What to work on:
Retype the material below. Keep every word exactly as it is.

==== Provided entries

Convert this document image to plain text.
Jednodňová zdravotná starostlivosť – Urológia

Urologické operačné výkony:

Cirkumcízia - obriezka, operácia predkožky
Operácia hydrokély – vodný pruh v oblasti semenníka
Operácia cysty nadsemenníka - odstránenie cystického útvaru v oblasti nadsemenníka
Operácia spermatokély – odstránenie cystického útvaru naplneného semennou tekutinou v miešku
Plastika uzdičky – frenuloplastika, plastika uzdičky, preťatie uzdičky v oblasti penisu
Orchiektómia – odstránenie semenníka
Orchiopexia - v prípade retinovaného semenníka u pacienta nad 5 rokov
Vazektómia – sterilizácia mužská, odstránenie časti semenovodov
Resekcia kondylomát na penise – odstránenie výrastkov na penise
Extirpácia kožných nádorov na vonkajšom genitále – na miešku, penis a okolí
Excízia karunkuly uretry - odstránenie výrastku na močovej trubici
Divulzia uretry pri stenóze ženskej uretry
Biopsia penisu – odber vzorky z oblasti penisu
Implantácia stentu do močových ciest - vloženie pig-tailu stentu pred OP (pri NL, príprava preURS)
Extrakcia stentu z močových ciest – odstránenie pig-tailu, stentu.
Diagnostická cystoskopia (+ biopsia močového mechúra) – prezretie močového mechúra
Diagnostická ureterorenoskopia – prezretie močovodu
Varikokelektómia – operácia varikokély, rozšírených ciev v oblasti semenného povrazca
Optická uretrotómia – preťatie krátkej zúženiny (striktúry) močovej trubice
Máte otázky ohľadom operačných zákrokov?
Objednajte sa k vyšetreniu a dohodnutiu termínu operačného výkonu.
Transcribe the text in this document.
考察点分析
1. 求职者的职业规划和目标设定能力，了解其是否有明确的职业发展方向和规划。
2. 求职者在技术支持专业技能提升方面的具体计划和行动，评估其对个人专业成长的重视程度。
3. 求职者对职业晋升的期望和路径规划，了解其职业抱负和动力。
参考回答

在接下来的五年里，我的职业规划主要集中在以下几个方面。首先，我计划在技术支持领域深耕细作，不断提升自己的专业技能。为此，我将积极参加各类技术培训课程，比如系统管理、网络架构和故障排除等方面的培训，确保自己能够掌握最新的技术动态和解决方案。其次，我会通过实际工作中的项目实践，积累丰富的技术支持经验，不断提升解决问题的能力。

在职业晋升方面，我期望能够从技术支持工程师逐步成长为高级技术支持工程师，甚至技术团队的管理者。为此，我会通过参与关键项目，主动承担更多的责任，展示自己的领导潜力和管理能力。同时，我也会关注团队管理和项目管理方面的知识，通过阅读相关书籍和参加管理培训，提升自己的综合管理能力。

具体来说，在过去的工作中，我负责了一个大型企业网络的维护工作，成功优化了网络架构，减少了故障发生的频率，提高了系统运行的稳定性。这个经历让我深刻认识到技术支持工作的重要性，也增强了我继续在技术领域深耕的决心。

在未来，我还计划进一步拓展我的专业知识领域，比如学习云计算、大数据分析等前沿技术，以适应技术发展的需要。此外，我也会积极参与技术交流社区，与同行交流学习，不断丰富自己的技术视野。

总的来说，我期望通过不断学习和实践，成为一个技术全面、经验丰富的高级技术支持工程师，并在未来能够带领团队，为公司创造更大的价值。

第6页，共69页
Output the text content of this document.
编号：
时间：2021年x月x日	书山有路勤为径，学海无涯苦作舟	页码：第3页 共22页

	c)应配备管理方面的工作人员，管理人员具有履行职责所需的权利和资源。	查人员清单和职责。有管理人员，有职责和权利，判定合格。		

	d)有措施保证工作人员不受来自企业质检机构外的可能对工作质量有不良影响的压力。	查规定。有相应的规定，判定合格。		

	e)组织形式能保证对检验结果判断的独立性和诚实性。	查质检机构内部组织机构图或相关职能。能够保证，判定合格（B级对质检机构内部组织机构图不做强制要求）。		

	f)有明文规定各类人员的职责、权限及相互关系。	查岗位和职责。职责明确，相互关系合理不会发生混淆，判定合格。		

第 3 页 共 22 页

========

Result of the task:
Convert this document image to plain text.
Jednodňová zdravotná starostlivosť – Urológia

Urologické operačné výkony:

Cirkumcízia - obriezka, operácia predkožky
Operácia hydrokély – vodný pruh v oblasti semenníka
Operácia cysty nadsemenníka - odstránenie cystického útvaru v oblasti nadsemenníka
Operácia spermatokély – odstránenie cystického útvaru naplneného semennou tekutinou v miešku
Plastika uzdičky – frenuloplastika, plastika uzdičky, preťatie uzdičky v oblasti penisu
Orchiektómia – odstránenie semenníka
Orchiopexia - v prípade retinovaného semenníka u pacienta nad 5 rokov
Vazektómia – sterilizácia mužská, odstránenie časti semenovodov
Resekcia kondylomát na penise – odstránenie výrastkov na penise
Extirpácia kožných nádorov na vonkajšom genitále – na miešku, penis a okolí
Excízia karunkuly uretry - odstránenie výrastku na močovej trubici
Divulzia uretry pri stenóze ženskej uretry
Biopsia penisu – odber vzorky z oblasti penisu
Implantácia stentu do močových ciest - vloženie pig-tailu stentu pred OP (pri NL, príprava preURS)
Extrakcia stentu z močových ciest – odstránenie pig-tailu, stentu.
Diagnostická cystoskopia (+ biopsia močového mechúra) – prezretie močového mechúra
Diagnostická ureterorenoskopia – prezretie močovodu
Varikokelektómia – operácia varikokély, rozšírených ciev v oblasti semenného povrazca
Optická uretrotómia – preťatie krátkej zúženiny (striktúry) močovej trubice
Máte otázky ohľadom operačných zákrokov?
Objednajte sa k vyšetreniu a dohodnutiu termínu operačného výkonu.
Transcribe the text in this document.
考察点分析
1. 求职者的职业规划和目标设定能力，了解其是否有明确的职业发展方向和规划。
2. 求职者在技术支持专业技能提升方面的具体计划和行动，评估其对个人专业成长的重视程度。
3. 求职者对职业晋升的期望和路径规划，了解其职业抱负和动力。
参考回答

在接下来的五年里，我的职业规划主要集中在以下几个方面。首先，我计划在技术支持领域深耕细作，不断提升自己的专业技能。为此，我将积极参加各类技术培训课程，比如系统管理、网络架构和故障排除等方面的培训，确保自己能够掌握最新的技术动态和解决方案。其次，我会通过实际工作中的项目实践，积累丰富的技术支持经验，不断提升解决问题的能力。

在职业晋升方面，我期望能够从技术支持工程师逐步成长为高级技术支持工程师，甚至技术团队的管理者。为此，我会通过参与关键项目，主动承担更多的责任，展示自己的领导潜力和管理能力。同时，我也会关注团队管理和项目管理方面的知识，通过阅读相关书籍和参加管理培训，提升自己的综合管理能力。

具体来说，在过去的工作中，我负责了一个大型企业网络的维护工作，成功优化了网络架构，减少了故障发生的频率，提高了系统运行的稳定性。这个经历让我深刻认识到技术支持工作的重要性，也增强了我继续在技术领域深耕的决心。

在未来，我还计划进一步拓展我的专业知识领域，比如学习云计算、大数据分析等前沿技术，以适应技术发展的需要。此外，我也会积极参与技术交流社区，与同行交流学习，不断丰富自己的技术视野。

总的来说，我期望通过不断学习和实践，成为一个技术全面、经验丰富的高级技术支持工程师，并在未来能够带领团队，为公司创造更大的价值。

第6页，共69页
Output the text content of this document.
编号：
时间：2021年x月x日	书山有路勤为径，学海无涯苦作舟	页码：第3页 共22页

	c)应配备管理方面的工作人员，管理人员具有履行职责所需的权利和资源。	查人员清单和职责。有管理人员，有职责和权利，判定合格。		

	d)有措施保证工作人员不受来自企业质检机构外的可能对工作质量有不良影响的压力。	查规定。有相应的规定，判定合格。		

	e)组织形式能保证对检验结果判断的独立性和诚实性。	查质检机构内部组织机构图或相关职能。能够保证，判定合格（B级对质检机构内部组织机构图不做强制要求）。		

	f)有明文规定各类人员的职责、权限及相互关系。	查岗位和职责。职责明确，相互关系合理不会发生混淆，判定合格。		

第 3 页 共 22 页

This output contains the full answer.